◆ **Task requirements**
Check every line below for the word "this" and copy the ones that have it.

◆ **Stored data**
________________

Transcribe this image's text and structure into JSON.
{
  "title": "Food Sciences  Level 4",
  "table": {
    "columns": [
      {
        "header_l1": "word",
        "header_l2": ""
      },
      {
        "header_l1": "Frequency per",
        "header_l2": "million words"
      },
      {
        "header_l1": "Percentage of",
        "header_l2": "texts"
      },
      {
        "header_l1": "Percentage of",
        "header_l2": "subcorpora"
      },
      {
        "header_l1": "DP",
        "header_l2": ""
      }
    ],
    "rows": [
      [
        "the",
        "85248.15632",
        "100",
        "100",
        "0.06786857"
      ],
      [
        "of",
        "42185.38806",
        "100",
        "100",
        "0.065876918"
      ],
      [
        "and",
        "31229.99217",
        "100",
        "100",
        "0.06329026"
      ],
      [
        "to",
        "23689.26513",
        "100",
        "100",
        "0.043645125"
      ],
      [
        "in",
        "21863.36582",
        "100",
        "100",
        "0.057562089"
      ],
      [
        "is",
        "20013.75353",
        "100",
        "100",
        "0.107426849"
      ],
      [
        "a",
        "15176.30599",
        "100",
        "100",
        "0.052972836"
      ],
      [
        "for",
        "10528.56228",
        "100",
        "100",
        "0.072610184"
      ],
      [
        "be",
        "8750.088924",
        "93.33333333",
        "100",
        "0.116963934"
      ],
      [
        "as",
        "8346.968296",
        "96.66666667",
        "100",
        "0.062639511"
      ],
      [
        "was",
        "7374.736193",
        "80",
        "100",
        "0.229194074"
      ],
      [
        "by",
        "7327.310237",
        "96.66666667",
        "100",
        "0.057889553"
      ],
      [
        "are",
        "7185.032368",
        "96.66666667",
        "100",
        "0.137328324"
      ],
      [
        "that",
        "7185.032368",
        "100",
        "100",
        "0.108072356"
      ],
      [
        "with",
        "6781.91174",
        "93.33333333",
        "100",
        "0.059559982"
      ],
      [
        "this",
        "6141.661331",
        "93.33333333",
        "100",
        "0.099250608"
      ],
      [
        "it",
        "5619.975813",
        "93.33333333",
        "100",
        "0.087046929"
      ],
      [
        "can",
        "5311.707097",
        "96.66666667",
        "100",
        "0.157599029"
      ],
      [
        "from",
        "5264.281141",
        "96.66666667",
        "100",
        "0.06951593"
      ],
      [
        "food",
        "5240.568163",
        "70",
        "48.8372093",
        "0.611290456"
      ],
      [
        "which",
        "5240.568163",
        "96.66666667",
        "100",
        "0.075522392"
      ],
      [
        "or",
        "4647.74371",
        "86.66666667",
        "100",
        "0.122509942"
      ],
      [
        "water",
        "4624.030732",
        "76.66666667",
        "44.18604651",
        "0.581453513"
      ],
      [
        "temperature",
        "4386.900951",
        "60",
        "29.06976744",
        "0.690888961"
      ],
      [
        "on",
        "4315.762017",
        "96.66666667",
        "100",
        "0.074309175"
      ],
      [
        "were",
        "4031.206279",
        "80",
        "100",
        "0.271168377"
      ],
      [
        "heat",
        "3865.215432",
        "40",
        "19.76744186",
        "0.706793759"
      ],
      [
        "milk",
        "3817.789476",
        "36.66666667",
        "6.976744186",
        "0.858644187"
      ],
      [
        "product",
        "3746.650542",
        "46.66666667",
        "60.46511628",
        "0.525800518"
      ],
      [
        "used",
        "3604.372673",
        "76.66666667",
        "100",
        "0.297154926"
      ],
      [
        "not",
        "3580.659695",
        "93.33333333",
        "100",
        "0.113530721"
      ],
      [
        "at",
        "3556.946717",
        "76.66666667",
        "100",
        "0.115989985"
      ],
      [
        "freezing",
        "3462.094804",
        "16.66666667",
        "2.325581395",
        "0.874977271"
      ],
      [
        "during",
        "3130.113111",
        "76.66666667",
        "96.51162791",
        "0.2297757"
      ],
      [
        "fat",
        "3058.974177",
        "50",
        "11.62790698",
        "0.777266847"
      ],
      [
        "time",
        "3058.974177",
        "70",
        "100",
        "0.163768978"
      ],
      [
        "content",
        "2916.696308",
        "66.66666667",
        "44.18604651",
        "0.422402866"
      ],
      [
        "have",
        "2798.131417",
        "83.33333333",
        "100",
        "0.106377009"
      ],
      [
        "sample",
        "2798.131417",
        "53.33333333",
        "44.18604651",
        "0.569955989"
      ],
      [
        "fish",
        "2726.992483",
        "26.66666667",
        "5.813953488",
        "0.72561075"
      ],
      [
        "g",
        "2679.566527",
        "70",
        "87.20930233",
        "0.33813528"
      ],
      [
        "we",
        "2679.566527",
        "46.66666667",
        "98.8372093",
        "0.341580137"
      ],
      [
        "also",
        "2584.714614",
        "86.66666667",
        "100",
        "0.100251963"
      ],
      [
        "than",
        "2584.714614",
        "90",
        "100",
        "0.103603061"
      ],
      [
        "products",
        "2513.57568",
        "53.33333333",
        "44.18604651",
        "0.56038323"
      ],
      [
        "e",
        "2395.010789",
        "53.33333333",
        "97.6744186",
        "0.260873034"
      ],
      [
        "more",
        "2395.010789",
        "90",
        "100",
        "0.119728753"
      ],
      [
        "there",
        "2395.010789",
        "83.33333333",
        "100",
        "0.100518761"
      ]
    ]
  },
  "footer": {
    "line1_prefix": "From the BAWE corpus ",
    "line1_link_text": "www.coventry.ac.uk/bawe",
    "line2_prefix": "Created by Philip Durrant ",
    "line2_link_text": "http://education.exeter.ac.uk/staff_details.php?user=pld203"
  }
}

________________

◆ **Answer to the task**
Transcribe this image's text and structure into JSON.
        "this",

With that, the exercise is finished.